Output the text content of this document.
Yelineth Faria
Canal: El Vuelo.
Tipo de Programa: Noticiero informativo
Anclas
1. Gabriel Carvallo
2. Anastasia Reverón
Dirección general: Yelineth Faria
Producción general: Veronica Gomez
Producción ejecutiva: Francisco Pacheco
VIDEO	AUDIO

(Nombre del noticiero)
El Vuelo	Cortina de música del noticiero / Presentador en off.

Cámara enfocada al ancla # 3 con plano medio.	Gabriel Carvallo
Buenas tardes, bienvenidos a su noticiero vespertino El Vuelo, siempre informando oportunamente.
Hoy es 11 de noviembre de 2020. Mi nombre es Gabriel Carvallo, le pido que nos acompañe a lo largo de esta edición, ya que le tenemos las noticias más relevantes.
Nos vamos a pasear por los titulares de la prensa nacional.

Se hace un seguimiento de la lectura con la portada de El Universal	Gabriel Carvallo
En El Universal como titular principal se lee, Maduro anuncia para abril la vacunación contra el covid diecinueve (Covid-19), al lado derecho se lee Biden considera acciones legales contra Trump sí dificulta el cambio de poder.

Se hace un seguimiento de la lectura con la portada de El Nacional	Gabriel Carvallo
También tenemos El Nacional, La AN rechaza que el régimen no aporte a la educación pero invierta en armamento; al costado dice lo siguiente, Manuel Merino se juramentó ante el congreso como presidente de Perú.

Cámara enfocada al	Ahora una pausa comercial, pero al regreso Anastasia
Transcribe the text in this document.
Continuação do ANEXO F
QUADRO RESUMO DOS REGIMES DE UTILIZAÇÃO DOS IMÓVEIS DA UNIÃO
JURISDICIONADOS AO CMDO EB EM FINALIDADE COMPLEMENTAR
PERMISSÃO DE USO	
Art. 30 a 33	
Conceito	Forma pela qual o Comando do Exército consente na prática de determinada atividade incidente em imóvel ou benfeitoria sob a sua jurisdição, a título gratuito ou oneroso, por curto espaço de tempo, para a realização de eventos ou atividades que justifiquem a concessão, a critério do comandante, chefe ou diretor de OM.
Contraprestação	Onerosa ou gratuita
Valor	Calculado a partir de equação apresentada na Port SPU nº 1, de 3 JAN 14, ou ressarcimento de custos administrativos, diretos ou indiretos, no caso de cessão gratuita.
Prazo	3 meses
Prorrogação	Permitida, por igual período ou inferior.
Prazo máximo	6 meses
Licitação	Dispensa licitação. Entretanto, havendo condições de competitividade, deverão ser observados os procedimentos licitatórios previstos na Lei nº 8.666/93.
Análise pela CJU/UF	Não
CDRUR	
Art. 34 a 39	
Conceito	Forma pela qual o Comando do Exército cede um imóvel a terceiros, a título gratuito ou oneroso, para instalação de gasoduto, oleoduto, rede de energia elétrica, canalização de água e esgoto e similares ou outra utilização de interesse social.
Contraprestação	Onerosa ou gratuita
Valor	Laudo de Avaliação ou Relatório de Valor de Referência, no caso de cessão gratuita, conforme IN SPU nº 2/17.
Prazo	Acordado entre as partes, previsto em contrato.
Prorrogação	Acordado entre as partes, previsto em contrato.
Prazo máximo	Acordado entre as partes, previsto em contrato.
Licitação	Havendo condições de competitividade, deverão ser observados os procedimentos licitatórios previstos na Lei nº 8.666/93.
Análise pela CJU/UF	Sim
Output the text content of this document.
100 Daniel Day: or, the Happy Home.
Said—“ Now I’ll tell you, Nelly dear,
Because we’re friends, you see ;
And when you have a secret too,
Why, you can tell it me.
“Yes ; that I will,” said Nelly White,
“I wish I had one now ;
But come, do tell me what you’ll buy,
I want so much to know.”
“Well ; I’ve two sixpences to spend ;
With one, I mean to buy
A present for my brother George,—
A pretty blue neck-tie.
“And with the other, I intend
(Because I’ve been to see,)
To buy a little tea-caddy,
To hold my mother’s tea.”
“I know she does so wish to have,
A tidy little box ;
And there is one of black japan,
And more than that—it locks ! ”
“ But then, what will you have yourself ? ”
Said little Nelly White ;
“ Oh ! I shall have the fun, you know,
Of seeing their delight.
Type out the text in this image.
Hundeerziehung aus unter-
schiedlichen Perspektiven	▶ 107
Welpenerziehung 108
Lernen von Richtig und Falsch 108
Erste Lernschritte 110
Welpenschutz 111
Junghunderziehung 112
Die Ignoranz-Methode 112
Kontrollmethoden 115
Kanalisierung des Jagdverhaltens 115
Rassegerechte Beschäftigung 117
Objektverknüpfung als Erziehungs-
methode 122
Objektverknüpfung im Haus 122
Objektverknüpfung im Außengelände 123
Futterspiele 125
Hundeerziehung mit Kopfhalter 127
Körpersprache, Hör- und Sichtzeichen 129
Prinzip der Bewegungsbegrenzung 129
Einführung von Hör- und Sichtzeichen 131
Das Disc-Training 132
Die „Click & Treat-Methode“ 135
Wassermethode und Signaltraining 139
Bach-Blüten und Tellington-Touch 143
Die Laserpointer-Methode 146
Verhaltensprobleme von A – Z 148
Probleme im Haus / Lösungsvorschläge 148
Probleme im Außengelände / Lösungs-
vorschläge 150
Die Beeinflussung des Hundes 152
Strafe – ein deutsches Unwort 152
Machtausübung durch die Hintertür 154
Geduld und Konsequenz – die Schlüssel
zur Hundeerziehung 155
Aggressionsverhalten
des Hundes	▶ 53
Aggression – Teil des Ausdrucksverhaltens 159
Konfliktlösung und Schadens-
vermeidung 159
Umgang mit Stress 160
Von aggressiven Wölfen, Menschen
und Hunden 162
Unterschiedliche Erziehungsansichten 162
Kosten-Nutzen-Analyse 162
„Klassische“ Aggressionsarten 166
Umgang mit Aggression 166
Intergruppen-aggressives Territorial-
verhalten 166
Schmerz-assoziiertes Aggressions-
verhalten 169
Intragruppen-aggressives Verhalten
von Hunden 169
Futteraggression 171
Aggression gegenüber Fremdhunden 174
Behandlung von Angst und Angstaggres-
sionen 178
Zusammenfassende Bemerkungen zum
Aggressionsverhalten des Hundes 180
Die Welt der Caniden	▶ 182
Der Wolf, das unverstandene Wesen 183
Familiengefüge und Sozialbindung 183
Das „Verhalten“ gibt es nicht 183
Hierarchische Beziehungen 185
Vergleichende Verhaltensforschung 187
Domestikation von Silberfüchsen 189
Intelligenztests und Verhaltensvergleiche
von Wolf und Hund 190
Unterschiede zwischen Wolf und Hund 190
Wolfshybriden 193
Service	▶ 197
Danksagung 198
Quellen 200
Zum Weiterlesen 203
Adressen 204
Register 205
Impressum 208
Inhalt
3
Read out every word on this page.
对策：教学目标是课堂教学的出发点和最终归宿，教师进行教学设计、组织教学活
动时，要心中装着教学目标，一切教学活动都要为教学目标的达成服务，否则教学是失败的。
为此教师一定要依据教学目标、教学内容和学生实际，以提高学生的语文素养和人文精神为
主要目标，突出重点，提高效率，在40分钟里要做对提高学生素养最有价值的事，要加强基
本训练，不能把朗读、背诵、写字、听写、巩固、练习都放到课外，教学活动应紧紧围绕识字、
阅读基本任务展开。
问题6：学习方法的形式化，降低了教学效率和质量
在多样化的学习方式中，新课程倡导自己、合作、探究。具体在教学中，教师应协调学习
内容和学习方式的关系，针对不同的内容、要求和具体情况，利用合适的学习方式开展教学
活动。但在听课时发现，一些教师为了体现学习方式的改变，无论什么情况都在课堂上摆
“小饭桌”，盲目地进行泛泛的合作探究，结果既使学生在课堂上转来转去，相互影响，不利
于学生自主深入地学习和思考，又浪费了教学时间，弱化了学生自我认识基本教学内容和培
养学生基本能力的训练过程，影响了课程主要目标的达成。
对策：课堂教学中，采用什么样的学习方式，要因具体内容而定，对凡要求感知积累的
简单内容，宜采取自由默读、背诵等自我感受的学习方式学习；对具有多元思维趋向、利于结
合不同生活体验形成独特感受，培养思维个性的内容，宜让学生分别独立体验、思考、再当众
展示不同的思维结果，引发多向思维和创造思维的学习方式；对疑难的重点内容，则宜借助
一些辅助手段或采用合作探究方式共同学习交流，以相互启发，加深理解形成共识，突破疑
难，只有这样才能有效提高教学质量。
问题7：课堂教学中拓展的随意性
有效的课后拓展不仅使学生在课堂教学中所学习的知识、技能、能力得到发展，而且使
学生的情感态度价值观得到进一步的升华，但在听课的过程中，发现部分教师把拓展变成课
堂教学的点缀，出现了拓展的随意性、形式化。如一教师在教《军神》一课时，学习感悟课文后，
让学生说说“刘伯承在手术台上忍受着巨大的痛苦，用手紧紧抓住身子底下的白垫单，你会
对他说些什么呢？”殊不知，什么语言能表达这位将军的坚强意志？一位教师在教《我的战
+ + + + + + +
= Exercise details =
Identify every line holding the word "Vuelo" and copy it out.

= Answer below =
Canal: El Vuelo.
El Vuelo	Cortina de música del noticiero / Presentador en off.
Buenas tardes, bienvenidos a su noticiero vespertino El Vuelo, siempre informando oportunamente.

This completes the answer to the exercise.